**Exercise task**: Reproduce the listing word for word, leaving every picture behind.

**Record list**:
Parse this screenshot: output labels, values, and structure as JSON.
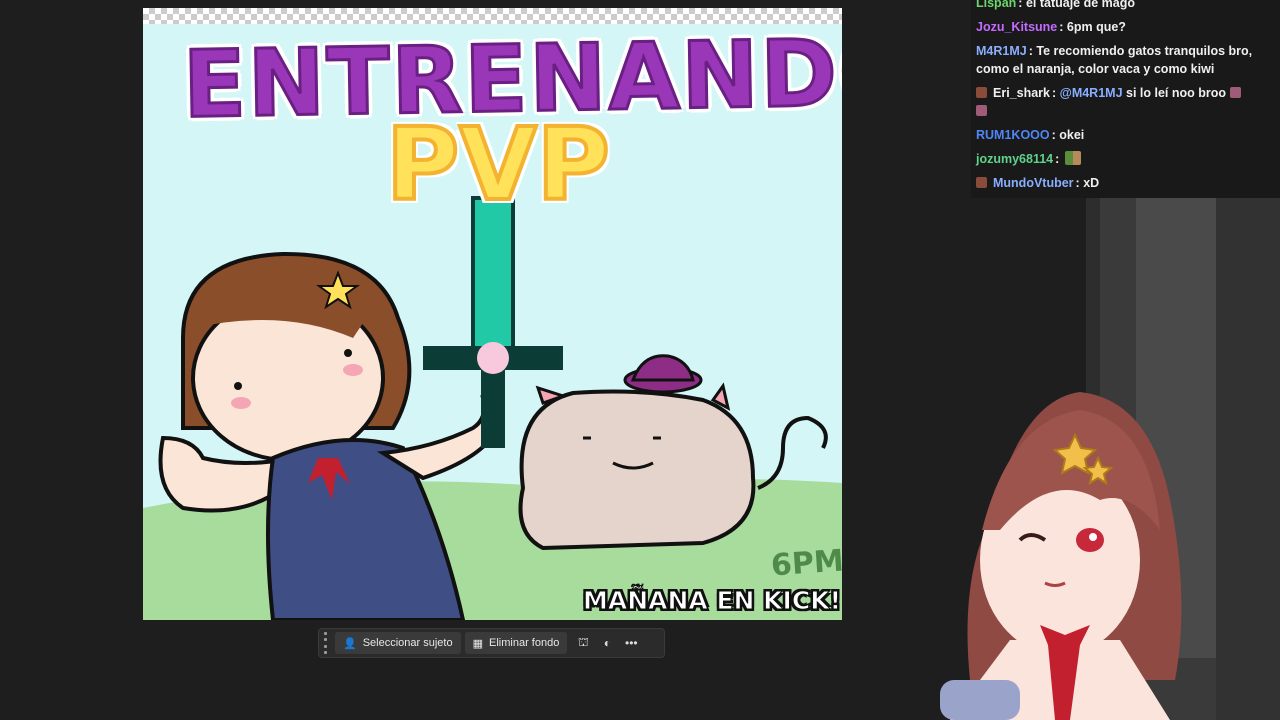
{
  "canvas": {
    "title_main": "ENTRENANDO",
    "title_sub": "PVP",
    "time_label": "6PM",
    "caption": "MAÑANA EN KICK!! ü"
  },
  "toolbar": {
    "select_subject_label": "Seleccionar sujeto",
    "remove_background_label": "Eliminar fondo",
    "more_label": "•••"
  },
  "chat": {
    "messages": [
      {
        "user": "Lispan",
        "user_color": "#6cd66c",
        "text": "el tatuaje de mago"
      },
      {
        "user": "Jozu_Kitsune",
        "user_color": "#c36bff",
        "text": "6pm que?"
      },
      {
        "user": "M4R1MJ",
        "user_color": "#8aaeff",
        "text": "Te recomiendo gatos tranquilos bro, como el naranja, color vaca y como kiwi"
      },
      {
        "user": "Eri_shark",
        "user_color": "#f0f0f0",
        "mention": "@M4R1MJ",
        "text": "si lo leí noo broo"
      },
      {
        "user": "RUM1KOOO",
        "user_color": "#4f86f7",
        "text": "okei"
      },
      {
        "user": "jozumy68114",
        "user_color": "#5fd38a",
        "text": ""
      },
      {
        "user": "MundoVtuber",
        "user_color": "#8aaeff",
        "text": "xD"
      }
    ]
  },
  "colors": {
    "title_purple": "#9a37b8",
    "pvp_yellow": "#ffe25a",
    "sword_teal": "#22c9a6",
    "app_bg": "#1e1e1e"
  }
}
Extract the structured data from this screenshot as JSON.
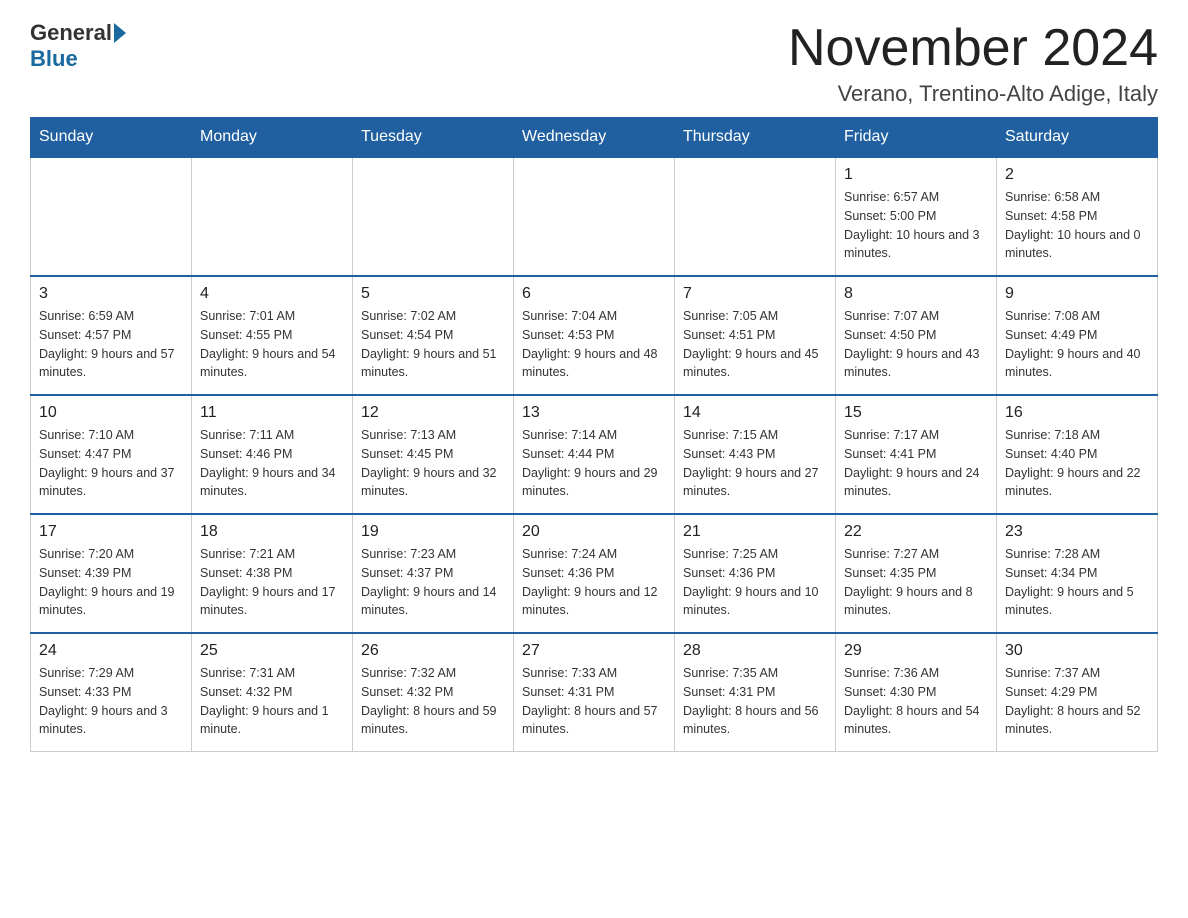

**The result**:
Parse this screenshot: output labels, values, and structure as JSON.
{
  "canvas": {
    "title_main": "ENTRENANDO",
    "title_sub": "PVP",
    "time_label": "6PM",
    "caption": "MAÑANA EN KICK!! ü"
  },
  "toolbar": {
    "select_subject_label": "Seleccionar sujeto",
    "remove_background_label": "Eliminar fondo",
    "more_label": "•••"
  },
  "chat": {
    "messages": [
      {
        "user": "Lispan",
        "user_color": "#6cd66c",
        "text": "el tatuaje de mago"
      },
      {
        "user": "Jozu_Kitsune",
        "user_color": "#c36bff",
        "text": "6pm que?"
      },
      {
        "user": "M4R1MJ",
        "user_color": "#8aaeff",
        "text": "Te recomiendo gatos tranquilos bro, como el naranja, color vaca y como kiwi"
      },
      {
        "user": "Eri_shark",
        "user_color": "#f0f0f0",
        "mention": "@M4R1MJ",
        "text": "si lo leí noo broo"
      },
      {
        "user": "RUM1KOOO",
        "user_color": "#4f86f7",
        "text": "okei"
      },
      {
        "user": "jozumy68114",
        "user_color": "#5fd38a",
        "text": ""
      },
      {
        "user": "MundoVtuber",
        "user_color": "#8aaeff",
        "text": "xD"
      }
    ]
  },
  "colors": {
    "title_purple": "#9a37b8",
    "pvp_yellow": "#ffe25a",
    "sword_teal": "#22c9a6",
    "app_bg": "#1e1e1e"
  }
}
Extract the structured data from this screenshot as JSON.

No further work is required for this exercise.